Données de mise en page:
---
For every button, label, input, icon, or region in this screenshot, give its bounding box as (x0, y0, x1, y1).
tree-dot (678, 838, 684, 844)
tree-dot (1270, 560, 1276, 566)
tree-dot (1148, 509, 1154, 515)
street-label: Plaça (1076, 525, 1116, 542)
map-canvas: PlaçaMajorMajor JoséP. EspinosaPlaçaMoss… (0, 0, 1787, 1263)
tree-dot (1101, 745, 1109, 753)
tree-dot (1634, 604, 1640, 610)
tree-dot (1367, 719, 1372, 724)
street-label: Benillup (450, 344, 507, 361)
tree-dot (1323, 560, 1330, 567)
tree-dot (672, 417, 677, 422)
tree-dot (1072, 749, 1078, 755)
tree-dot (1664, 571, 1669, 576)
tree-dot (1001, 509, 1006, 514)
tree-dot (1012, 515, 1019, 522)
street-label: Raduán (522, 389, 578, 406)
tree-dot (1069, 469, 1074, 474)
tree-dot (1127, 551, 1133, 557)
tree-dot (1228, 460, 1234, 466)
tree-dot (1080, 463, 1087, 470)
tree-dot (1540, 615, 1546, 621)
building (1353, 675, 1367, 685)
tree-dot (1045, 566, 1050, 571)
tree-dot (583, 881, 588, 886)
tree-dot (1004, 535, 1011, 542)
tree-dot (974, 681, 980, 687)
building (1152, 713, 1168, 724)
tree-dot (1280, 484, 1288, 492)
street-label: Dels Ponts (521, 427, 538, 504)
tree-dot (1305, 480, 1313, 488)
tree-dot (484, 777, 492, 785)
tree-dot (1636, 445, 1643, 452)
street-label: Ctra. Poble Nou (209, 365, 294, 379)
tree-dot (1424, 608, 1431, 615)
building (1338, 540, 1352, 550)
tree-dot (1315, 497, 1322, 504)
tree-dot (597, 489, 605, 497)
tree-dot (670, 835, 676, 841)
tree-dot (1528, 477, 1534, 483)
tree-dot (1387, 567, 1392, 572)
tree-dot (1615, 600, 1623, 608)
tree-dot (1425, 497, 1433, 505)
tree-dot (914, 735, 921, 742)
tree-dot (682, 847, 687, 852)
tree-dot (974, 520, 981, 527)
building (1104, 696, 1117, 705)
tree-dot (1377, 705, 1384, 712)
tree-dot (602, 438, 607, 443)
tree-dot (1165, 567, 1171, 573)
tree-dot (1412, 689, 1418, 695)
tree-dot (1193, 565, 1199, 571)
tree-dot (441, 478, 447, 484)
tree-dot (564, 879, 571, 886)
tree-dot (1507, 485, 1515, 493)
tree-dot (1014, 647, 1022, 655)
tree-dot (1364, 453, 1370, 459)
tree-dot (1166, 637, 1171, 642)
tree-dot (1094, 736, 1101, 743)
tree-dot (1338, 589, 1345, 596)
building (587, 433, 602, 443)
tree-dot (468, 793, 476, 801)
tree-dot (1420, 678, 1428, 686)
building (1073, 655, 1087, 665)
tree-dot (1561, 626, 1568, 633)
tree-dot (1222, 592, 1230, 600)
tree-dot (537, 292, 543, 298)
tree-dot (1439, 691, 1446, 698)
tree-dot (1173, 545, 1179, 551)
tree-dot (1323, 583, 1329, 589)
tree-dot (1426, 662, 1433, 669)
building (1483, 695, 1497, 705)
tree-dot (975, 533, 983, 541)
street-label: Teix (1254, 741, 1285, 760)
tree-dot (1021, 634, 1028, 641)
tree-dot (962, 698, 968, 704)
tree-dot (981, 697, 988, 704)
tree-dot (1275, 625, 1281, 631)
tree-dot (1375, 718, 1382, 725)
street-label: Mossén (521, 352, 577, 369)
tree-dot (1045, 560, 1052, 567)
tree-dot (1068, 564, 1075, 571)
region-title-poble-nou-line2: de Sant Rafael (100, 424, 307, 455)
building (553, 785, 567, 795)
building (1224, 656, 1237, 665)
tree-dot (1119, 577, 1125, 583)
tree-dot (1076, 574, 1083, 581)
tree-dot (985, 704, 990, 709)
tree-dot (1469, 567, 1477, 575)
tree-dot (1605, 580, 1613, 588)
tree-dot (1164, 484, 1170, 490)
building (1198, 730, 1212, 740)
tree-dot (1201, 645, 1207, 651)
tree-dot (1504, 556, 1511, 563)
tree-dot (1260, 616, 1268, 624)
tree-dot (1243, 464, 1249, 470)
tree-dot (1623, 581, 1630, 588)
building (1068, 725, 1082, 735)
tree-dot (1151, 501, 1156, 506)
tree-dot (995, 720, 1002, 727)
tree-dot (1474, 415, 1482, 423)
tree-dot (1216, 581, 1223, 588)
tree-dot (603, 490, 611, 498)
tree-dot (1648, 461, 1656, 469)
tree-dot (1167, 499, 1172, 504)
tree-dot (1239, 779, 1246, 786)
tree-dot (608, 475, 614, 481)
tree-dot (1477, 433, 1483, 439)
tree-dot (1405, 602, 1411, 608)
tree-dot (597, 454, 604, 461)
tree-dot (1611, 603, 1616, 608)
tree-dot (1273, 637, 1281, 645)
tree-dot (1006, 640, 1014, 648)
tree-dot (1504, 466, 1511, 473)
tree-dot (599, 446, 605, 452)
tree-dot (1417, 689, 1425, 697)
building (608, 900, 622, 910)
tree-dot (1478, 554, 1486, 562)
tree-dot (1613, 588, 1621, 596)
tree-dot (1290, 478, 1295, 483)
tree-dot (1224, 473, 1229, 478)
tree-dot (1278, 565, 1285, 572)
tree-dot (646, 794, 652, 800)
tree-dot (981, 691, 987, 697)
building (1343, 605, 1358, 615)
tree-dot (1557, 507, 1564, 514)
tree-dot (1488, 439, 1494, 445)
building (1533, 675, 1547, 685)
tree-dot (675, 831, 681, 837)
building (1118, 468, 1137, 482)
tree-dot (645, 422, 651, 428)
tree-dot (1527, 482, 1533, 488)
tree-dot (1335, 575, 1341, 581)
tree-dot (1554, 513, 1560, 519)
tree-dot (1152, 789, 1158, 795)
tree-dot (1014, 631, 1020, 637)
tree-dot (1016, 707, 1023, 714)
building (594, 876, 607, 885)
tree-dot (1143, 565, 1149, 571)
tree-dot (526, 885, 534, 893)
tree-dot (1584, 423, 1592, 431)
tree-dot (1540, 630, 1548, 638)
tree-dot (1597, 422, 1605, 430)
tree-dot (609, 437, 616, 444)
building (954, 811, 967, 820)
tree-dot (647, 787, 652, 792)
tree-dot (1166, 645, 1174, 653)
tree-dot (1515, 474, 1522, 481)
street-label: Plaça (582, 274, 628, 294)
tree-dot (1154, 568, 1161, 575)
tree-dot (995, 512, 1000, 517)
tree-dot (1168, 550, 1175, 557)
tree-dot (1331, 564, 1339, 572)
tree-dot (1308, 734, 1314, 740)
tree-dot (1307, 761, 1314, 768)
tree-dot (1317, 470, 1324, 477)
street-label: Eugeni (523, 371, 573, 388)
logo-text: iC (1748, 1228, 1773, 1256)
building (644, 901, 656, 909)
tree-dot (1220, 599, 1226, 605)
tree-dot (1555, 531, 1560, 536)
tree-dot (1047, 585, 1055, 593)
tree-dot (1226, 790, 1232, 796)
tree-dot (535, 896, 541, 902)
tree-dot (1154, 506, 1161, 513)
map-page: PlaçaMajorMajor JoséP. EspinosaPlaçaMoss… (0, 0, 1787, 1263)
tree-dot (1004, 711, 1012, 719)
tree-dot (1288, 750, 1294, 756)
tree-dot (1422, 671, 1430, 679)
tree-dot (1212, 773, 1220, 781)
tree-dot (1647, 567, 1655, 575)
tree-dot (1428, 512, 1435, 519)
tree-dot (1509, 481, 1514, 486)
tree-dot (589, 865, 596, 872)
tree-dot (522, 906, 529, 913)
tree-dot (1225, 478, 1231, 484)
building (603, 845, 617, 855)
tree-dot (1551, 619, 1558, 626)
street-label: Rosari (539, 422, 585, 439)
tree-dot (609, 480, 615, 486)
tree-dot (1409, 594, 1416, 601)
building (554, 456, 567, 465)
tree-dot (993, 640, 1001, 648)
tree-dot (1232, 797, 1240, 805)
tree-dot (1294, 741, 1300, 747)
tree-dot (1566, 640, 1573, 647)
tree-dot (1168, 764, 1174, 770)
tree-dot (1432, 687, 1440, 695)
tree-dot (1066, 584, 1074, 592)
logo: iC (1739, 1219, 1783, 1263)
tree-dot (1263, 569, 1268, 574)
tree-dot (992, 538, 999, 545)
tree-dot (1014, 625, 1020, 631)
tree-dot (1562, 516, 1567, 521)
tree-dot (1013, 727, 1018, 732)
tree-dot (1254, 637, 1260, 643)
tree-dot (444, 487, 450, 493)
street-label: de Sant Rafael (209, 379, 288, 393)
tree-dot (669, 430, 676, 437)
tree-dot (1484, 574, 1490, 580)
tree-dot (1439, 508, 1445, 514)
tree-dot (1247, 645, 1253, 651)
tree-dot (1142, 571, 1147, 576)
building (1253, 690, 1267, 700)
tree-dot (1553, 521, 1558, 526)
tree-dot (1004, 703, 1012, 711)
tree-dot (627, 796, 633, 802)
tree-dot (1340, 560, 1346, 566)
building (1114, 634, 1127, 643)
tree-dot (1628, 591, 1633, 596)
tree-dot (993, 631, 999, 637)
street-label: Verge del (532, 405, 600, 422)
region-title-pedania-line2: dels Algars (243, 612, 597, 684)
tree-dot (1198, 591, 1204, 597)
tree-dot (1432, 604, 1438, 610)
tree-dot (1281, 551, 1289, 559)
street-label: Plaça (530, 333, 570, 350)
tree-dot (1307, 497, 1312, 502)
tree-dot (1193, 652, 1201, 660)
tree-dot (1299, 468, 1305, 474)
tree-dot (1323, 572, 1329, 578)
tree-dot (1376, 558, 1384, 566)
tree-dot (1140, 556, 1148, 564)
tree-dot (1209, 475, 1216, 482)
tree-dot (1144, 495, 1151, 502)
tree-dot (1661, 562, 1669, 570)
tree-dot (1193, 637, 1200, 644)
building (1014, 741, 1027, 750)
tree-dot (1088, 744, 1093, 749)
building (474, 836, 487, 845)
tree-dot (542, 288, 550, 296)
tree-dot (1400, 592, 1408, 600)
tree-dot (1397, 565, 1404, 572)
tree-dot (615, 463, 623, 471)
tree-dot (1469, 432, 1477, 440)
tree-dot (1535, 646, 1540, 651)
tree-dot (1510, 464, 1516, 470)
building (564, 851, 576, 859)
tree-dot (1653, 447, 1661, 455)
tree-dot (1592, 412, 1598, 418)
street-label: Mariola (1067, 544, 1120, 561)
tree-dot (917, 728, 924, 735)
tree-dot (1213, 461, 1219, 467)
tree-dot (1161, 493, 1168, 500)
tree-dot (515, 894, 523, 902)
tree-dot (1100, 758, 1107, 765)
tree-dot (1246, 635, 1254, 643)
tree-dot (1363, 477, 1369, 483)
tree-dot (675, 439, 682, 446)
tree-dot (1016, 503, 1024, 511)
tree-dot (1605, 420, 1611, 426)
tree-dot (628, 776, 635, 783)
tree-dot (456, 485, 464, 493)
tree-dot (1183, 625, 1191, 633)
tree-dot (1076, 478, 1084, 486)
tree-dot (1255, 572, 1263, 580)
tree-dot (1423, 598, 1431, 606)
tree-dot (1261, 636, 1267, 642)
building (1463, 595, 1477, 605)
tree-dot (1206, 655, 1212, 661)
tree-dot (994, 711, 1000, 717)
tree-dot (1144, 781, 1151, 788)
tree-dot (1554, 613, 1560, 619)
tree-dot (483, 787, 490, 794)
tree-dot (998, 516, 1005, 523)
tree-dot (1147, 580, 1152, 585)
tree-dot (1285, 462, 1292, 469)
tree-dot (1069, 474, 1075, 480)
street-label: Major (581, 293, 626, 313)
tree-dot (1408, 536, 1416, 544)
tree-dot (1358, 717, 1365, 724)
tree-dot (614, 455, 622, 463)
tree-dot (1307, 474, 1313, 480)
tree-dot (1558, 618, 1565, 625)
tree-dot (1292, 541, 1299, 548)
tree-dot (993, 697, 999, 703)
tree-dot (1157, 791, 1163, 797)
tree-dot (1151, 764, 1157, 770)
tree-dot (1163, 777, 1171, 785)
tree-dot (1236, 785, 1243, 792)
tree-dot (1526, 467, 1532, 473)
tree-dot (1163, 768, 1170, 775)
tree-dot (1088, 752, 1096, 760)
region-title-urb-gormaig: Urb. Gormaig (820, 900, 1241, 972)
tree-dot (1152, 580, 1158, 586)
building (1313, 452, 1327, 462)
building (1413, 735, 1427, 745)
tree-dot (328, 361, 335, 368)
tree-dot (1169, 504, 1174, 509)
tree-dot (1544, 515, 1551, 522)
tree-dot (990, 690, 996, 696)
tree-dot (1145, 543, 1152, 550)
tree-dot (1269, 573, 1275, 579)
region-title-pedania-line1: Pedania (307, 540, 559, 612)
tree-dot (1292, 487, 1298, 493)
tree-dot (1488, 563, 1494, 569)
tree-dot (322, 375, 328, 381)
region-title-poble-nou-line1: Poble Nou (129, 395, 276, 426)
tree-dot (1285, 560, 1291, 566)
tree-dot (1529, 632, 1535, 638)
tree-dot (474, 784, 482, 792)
---
→ **CONSIGNE**
Recopiez les données depuis leur début jusqu'à la ligne contenant « tree-dot (1001, 509, 1006, 514) » incluse, en renommant « street-label » en « street-name » et sans rien modifier d'autre.

→ **RÉSULTAT**
For every button, label, input, icon, or region in this screenshot, give its bounding box as (x0, y0, x1, y1).
tree-dot (678, 838, 684, 844)
tree-dot (1270, 560, 1276, 566)
tree-dot (1148, 509, 1154, 515)
street-name: Plaça (1076, 525, 1116, 542)
map-canvas: PlaçaMajorMajor JoséP. EspinosaPlaçaMoss… (0, 0, 1787, 1263)
tree-dot (1101, 745, 1109, 753)
tree-dot (1634, 604, 1640, 610)
tree-dot (1367, 719, 1372, 724)
street-name: Benillup (450, 344, 507, 361)
tree-dot (1323, 560, 1330, 567)
tree-dot (672, 417, 677, 422)
tree-dot (1072, 749, 1078, 755)
tree-dot (1664, 571, 1669, 576)
tree-dot (1001, 509, 1006, 514)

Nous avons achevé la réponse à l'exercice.